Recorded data
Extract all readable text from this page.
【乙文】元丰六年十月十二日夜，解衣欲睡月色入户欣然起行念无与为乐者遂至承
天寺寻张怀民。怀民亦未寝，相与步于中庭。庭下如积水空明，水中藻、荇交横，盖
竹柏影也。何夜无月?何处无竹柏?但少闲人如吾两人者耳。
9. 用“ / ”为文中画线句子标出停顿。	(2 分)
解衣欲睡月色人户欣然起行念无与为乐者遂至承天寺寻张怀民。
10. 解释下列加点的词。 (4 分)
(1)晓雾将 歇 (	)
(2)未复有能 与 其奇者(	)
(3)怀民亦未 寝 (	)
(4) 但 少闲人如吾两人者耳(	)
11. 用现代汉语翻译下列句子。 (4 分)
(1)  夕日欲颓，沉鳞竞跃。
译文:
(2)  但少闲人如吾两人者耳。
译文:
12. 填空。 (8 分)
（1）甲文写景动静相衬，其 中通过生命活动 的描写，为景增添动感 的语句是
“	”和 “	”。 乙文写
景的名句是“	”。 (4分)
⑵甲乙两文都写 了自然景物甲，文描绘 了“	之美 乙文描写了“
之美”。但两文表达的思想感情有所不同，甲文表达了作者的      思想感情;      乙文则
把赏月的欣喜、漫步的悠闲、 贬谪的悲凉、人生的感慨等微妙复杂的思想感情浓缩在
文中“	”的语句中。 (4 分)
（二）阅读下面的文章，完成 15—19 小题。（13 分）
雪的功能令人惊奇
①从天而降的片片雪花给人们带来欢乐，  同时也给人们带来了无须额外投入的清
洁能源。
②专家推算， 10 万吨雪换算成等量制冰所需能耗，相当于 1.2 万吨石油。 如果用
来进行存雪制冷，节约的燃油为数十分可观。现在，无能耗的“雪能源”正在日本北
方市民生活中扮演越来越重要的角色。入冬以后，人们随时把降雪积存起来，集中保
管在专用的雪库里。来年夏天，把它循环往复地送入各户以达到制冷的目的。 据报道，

Request:
Write out every entry again, keeping each line exactly the same.

Worked solution:
Extract all readable text from this page.
【乙文】元丰六年十月十二日夜，解衣欲睡月色入户欣然起行念无与为乐者遂至承
天寺寻张怀民。怀民亦未寝，相与步于中庭。庭下如积水空明，水中藻、荇交横，盖
竹柏影也。何夜无月?何处无竹柏?但少闲人如吾两人者耳。
9. 用“ / ”为文中画线句子标出停顿。	(2 分)
解衣欲睡月色人户欣然起行念无与为乐者遂至承天寺寻张怀民。
10. 解释下列加点的词。 (4 分)
(1)晓雾将 歇 (	)
(2)未复有能 与 其奇者(	)
(3)怀民亦未 寝 (	)
(4) 但 少闲人如吾两人者耳(	)
11. 用现代汉语翻译下列句子。 (4 分)
(1)  夕日欲颓，沉鳞竞跃。
译文:
(2)  但少闲人如吾两人者耳。
译文:
12. 填空。 (8 分)
（1）甲文写景动静相衬，其 中通过生命活动 的描写，为景增添动感 的语句是
“	”和 “	”。 乙文写
景的名句是“	”。 (4分)
⑵甲乙两文都写 了自然景物甲，文描绘 了“	之美 乙文描写了“
之美”。但两文表达的思想感情有所不同，甲文表达了作者的      思想感情;      乙文则
把赏月的欣喜、漫步的悠闲、 贬谪的悲凉、人生的感慨等微妙复杂的思想感情浓缩在
文中“	”的语句中。 (4 分)
（二）阅读下面的文章，完成 15—19 小题。（13 分）
雪的功能令人惊奇
①从天而降的片片雪花给人们带来欢乐，  同时也给人们带来了无须额外投入的清
洁能源。
②专家推算， 10 万吨雪换算成等量制冰所需能耗，相当于 1.2 万吨石油。 如果用
来进行存雪制冷，节约的燃油为数十分可观。现在，无能耗的“雪能源”正在日本北
方市民生活中扮演越来越重要的角色。入冬以后，人们随时把降雪积存起来，集中保
管在专用的雪库里。来年夏天，把它循环往复地送入各户以达到制冷的目的。 据报道，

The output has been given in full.